Job: Copy each line of the entries that contains the word "například".

....................

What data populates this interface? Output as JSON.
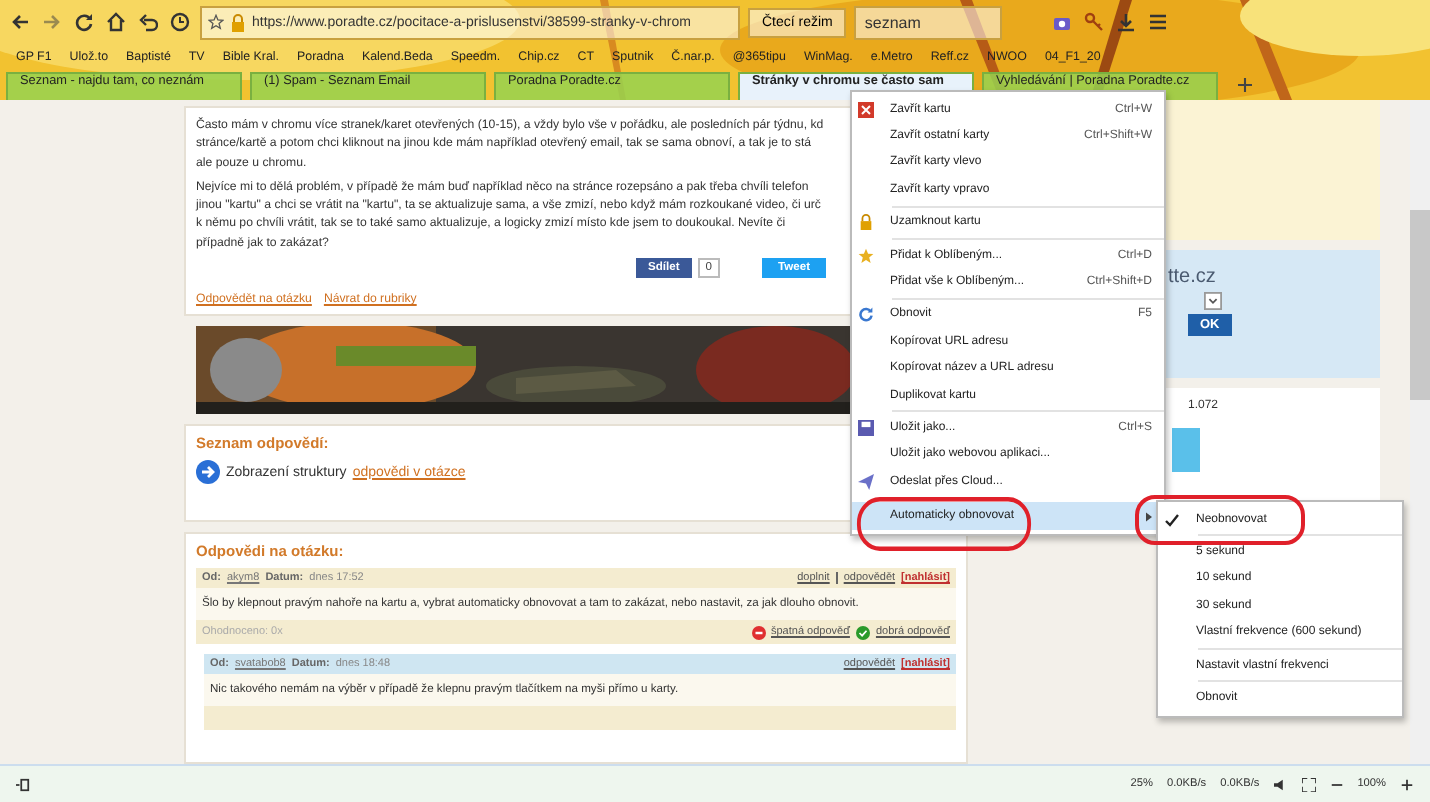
{
  "toolbar": {
    "url": "https://www.poradte.cz/pocitace-a-prislusenstvi/38599-stranky-v-chrom",
    "reader_mode": "Čtecí režim",
    "search": "seznam"
  },
  "bookmarks": [
    "GP F1",
    "Ulož.to",
    "Baptisté",
    "TV",
    "Bible Kral.",
    "Poradna",
    "Kalend.Beda",
    "Speedm.",
    "Chip.cz",
    "CT",
    "Sputnik",
    "Č.nar.p.",
    "@365tipu",
    "WinMag.",
    "e.Metro",
    "Reff.cz",
    "NWOO",
    "04_F1_20"
  ],
  "tabs": [
    {
      "label": "Seznam - najdu tam, co neznám",
      "selected": false
    },
    {
      "label": "(1) Spam - Seznam Email",
      "selected": false
    },
    {
      "label": "Poradna Poradte.cz",
      "selected": false
    },
    {
      "label": "Stránky v chromu se často sam",
      "selected": true
    },
    {
      "label": "Vyhledávání | Poradna Poradte.cz",
      "selected": false
    }
  ],
  "question": {
    "paragraphs": [
      [
        "Často mám v chromu více stranek/karet otevřených (10-15), a vždy bylo vše v pořádku, ale posledních pár týdnu, kd",
        "stránce/kartě a potom chci kliknout na jinou kde mám například otevřený email, tak se sama obnoví, a tak je to stá",
        "ale pouze u chromu."
      ],
      [
        "Nejvíce mi to dělá problém, v případě že mám buď například něco na stránce rozepsáno a pak třeba chvíli telefon",
        "jinou \"kartu\" a chci se vrátit na \"kartu\", ta se aktualizuje sama, a vše zmizí, nebo když mám rozkoukané video, či urč",
        "k němu po chvíli vrátit, tak se to také samo aktualizuje, a logicky zmizí místo kde jsem to doukoukal. Nevíte či",
        "případně jak to zakázat?"
      ]
    ],
    "share": "Sdílet",
    "share_count": "0",
    "tweet": "Tweet",
    "links": [
      "Odpovědět na otázku",
      "Návrat do rubriky"
    ]
  },
  "answers_list": {
    "title": "Seznam odpovědí:",
    "text": "Zobrazení struktury",
    "link": "odpovědi v otázce"
  },
  "answers": {
    "title": "Odpovědi na otázku:",
    "items": [
      {
        "from_label": "Od:",
        "author": "akym8",
        "date_label": "Datum:",
        "date": "dnes 17:52",
        "actions": [
          "doplnit",
          "odpovědět"
        ],
        "report": "[nahlásit]",
        "text": "Šlo by klepnout pravým nahoře na kartu a, vybrat automaticky obnovovat a tam to zakázat, nebo nastavit, za jak dlouho obnovit.",
        "rating": "Ohodnoceno: 0x",
        "bad": "špatná odpověď",
        "good": "dobrá odpověď"
      },
      {
        "from_label": "Od:",
        "author": "svatabob8",
        "date_label": "Datum:",
        "date": "dnes 18:48",
        "actions": [
          "odpovědět"
        ],
        "report": "[nahlásit]",
        "text": "Nic takového nemám na výběr v případě že klepnu pravým tlačítkem na myši přímo u karty."
      }
    ]
  },
  "sidebar": {
    "title": "tte.cz",
    "button": "OK",
    "like_count": "1.072"
  },
  "menu": [
    {
      "kind": "item",
      "label": "Zavřít kartu",
      "shortcut": "Ctrl+W"
    },
    {
      "kind": "item",
      "label": "Zavřít ostatní karty",
      "shortcut": "Ctrl+Shift+W"
    },
    {
      "kind": "item",
      "label": "Zavřít karty vlevo"
    },
    {
      "kind": "item",
      "label": "Zavřít karty vpravo"
    },
    {
      "kind": "separator"
    },
    {
      "kind": "item",
      "label": "Uzamknout kartu"
    },
    {
      "kind": "separator"
    },
    {
      "kind": "item",
      "label": "Přidat k Oblíbeným...",
      "shortcut": "Ctrl+D"
    },
    {
      "kind": "item",
      "label": "Přidat vše k Oblíbeným...",
      "shortcut": "Ctrl+Shift+D"
    },
    {
      "kind": "separator"
    },
    {
      "kind": "item",
      "label": "Obnovit",
      "shortcut": "F5"
    },
    {
      "kind": "item",
      "label": "Kopírovat URL adresu"
    },
    {
      "kind": "item",
      "label": "Kopírovat název a URL adresu"
    },
    {
      "kind": "item",
      "label": "Duplikovat kartu"
    },
    {
      "kind": "separator"
    },
    {
      "kind": "item",
      "label": "Uložit jako...",
      "shortcut": "Ctrl+S"
    },
    {
      "kind": "item",
      "label": "Uložit jako webovou aplikaci..."
    },
    {
      "kind": "item",
      "label": "Odeslat přes Cloud..."
    },
    {
      "kind": "submenu",
      "label": "Automaticky obnovovat",
      "selected": true
    }
  ],
  "submenu": [
    {
      "kind": "item",
      "label": "Neobnovovat",
      "checked": true
    },
    {
      "kind": "separator"
    },
    {
      "kind": "item",
      "label": "5 sekund",
      "checked": false
    },
    {
      "kind": "item",
      "label": "10 sekund",
      "checked": false
    },
    {
      "kind": "item",
      "label": "30 sekund",
      "checked": false
    },
    {
      "kind": "item",
      "label": "Vlastní frekvence (600 sekund)",
      "checked": false
    },
    {
      "kind": "separator"
    },
    {
      "kind": "item",
      "label": "Nastavit vlastní frekvenci",
      "checked": false
    },
    {
      "kind": "separator"
    },
    {
      "kind": "item",
      "label": "Obnovit",
      "checked": false
    }
  ],
  "status_bar": {
    "cpu": "25%",
    "down": "0.0KB/s",
    "up": "0.0KB/s",
    "zoom": "100%"
  }
}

....................

Solved problem:
        "stránce/kartě a potom chci kliknout na jinou kde mám například otevřený email, tak se sama obnoví, a tak je to stá",
        "Nejvíce mi to dělá problém, v případě že mám buď například něco na stránce rozepsáno a pak třeba chvíli telefon",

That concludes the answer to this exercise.